Problem description: Below are some entries. Work out how many of their lines hold the word "thumbs", and write that number alone.

Exercise input:
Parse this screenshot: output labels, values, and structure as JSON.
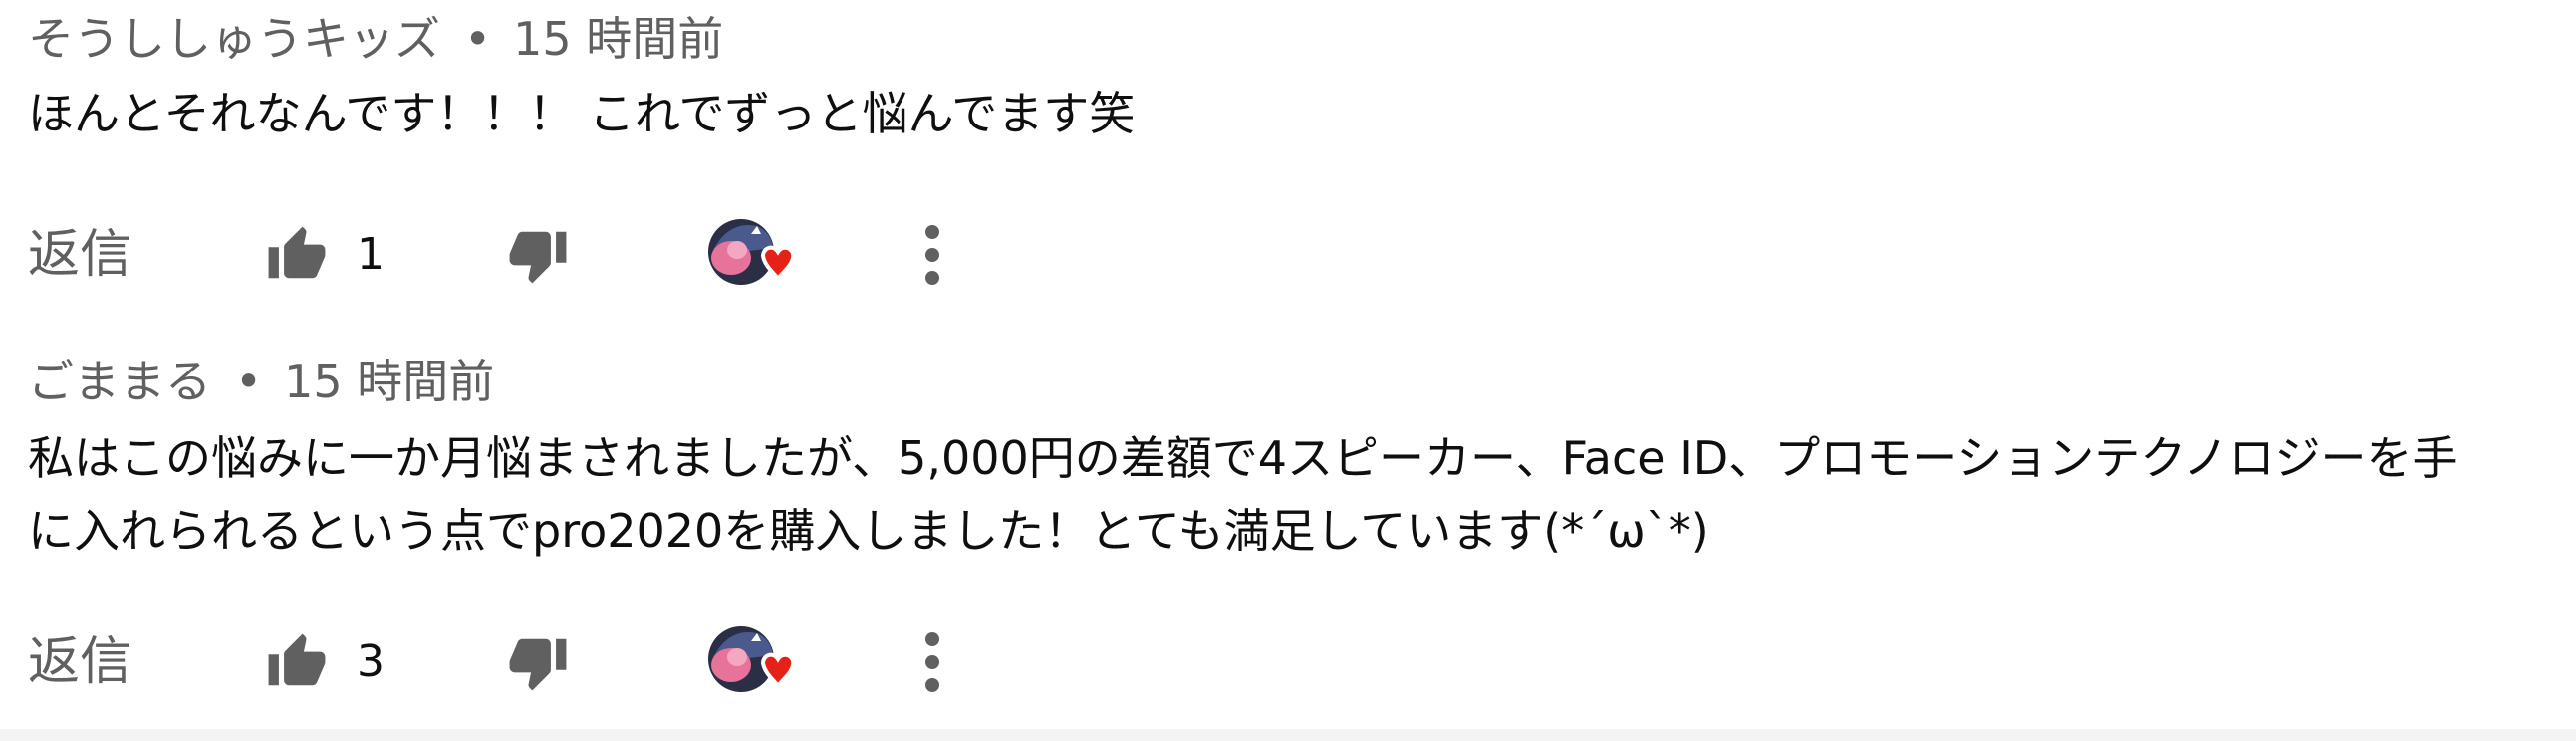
{
  "comments": [
    {
      "author": "そうししゅうキッズ",
      "separator": "•",
      "time": "15 時間前",
      "lines": [
        "ほんとそれなんです！！！ これでずっと悩んでます笑"
      ],
      "reply_label": "返信",
      "like_count": "1",
      "hearted": true
    },
    {
      "author": "ごままる",
      "separator": "•",
      "time": "15 時間前",
      "lines": [
        "私はこの悩みに一か月悩まされましたが、5,000円の差額で4スピーカー、Face ID、プロモーションテクノロジーを手",
        "に入れられるという点でpro2020を購入しました！とても満足しています(*´ω`*)"
      ],
      "reply_label": "返信",
      "like_count": "3",
      "hearted": true
    }
  ],
  "icons": {
    "like": "thumbs-up-icon",
    "dislike": "thumbs-down-icon",
    "creator_heart": "creator-heart-icon",
    "more": "more-vert-icon"
  },
  "colors": {
    "secondary_text": "#606060",
    "primary_text": "#0f0f0f",
    "icon": "#606060",
    "heart": "#e62117"
  }
}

Exercise output: 2